• _EXERCISE OBJECTIVE_
Using the listing below, extract each line that has the word "Крым" in it.

— START —

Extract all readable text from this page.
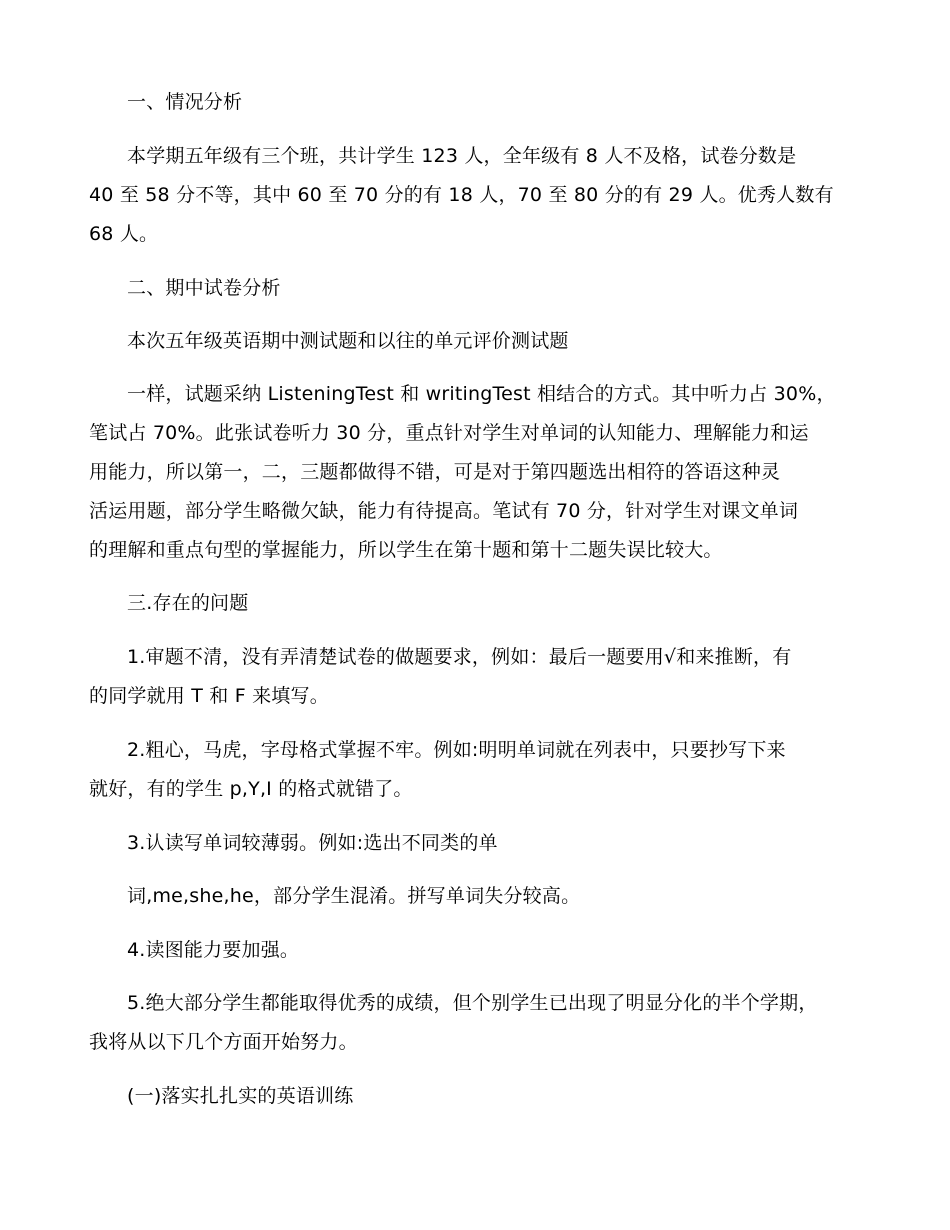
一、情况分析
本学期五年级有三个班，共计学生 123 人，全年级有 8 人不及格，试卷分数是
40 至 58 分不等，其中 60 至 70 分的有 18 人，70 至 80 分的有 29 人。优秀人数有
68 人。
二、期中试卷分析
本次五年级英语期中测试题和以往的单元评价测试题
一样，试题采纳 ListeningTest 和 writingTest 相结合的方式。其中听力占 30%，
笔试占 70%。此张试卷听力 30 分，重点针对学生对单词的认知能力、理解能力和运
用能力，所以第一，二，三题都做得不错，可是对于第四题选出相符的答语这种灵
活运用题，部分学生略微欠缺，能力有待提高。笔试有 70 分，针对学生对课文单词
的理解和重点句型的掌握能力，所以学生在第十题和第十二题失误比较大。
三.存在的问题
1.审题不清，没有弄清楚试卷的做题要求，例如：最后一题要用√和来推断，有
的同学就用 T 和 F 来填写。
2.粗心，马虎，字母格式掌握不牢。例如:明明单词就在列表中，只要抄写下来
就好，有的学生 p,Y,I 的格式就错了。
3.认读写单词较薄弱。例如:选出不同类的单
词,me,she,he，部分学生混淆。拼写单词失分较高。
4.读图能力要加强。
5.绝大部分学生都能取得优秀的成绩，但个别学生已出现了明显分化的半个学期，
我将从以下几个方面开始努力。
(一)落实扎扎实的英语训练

— END —
— START —

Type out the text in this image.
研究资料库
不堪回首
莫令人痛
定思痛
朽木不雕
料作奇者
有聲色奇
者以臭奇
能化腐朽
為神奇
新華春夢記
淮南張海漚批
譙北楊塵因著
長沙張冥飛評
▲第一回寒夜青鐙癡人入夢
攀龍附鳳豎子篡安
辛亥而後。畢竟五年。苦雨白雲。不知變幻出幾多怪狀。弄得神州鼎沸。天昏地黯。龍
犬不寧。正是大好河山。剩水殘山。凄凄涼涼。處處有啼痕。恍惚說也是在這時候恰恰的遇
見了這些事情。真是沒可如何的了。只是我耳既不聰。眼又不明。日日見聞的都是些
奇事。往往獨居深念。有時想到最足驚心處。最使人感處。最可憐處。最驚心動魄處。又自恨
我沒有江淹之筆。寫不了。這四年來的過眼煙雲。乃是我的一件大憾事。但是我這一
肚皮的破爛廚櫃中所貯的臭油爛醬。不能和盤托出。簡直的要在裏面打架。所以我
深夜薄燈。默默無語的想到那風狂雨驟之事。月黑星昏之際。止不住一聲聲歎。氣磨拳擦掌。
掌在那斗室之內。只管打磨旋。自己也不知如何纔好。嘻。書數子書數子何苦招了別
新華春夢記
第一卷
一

— END —
— START —

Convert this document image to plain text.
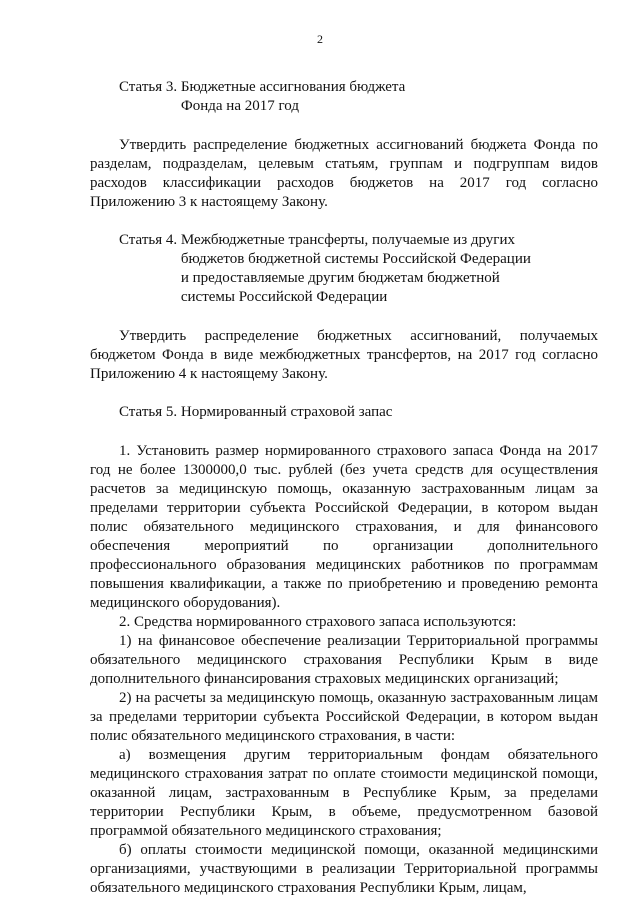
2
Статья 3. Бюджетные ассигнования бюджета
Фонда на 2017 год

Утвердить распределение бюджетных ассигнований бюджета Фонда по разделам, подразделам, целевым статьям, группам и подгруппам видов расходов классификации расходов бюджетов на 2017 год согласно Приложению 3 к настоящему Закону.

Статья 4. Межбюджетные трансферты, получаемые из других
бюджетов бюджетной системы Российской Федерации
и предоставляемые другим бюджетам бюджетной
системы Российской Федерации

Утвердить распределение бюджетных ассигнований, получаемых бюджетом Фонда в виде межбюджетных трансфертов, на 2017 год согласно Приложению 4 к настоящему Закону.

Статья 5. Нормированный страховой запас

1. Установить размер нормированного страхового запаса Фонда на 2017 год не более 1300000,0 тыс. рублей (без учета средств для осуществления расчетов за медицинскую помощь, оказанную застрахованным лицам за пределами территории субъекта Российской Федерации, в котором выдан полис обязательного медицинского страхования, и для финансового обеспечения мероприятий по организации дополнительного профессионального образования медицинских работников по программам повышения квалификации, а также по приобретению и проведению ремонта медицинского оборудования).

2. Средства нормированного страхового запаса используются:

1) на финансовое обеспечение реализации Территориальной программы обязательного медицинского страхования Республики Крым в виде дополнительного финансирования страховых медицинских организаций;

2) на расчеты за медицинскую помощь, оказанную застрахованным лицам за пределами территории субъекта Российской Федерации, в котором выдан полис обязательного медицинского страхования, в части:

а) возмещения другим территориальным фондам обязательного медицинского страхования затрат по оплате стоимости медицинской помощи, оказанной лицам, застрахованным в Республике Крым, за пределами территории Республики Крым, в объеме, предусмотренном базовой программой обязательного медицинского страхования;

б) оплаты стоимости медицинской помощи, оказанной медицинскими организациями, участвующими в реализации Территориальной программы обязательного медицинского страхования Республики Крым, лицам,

— END —

• _WRITTEN REPLY_
1) на финансовое обеспечение реализации Территориальной программы обязательного медицинского страхования Республики Крым в виде дополнительного финансирования страховых медицинских организаций;
а) возмещения другим территориальным фондам обязательного медицинского страхования затрат по оплате стоимости медицинской помощи, оказанной лицам, застрахованным в Республике Крым, за пределами территории Республики Крым, в объеме, предусмотренном базовой программой обязательного медицинского страхования;
б) оплаты стоимости медицинской помощи, оказанной медицинскими организациями, участвующими в реализации Территориальной программы обязательного медицинского страхования Республики Крым, лицам,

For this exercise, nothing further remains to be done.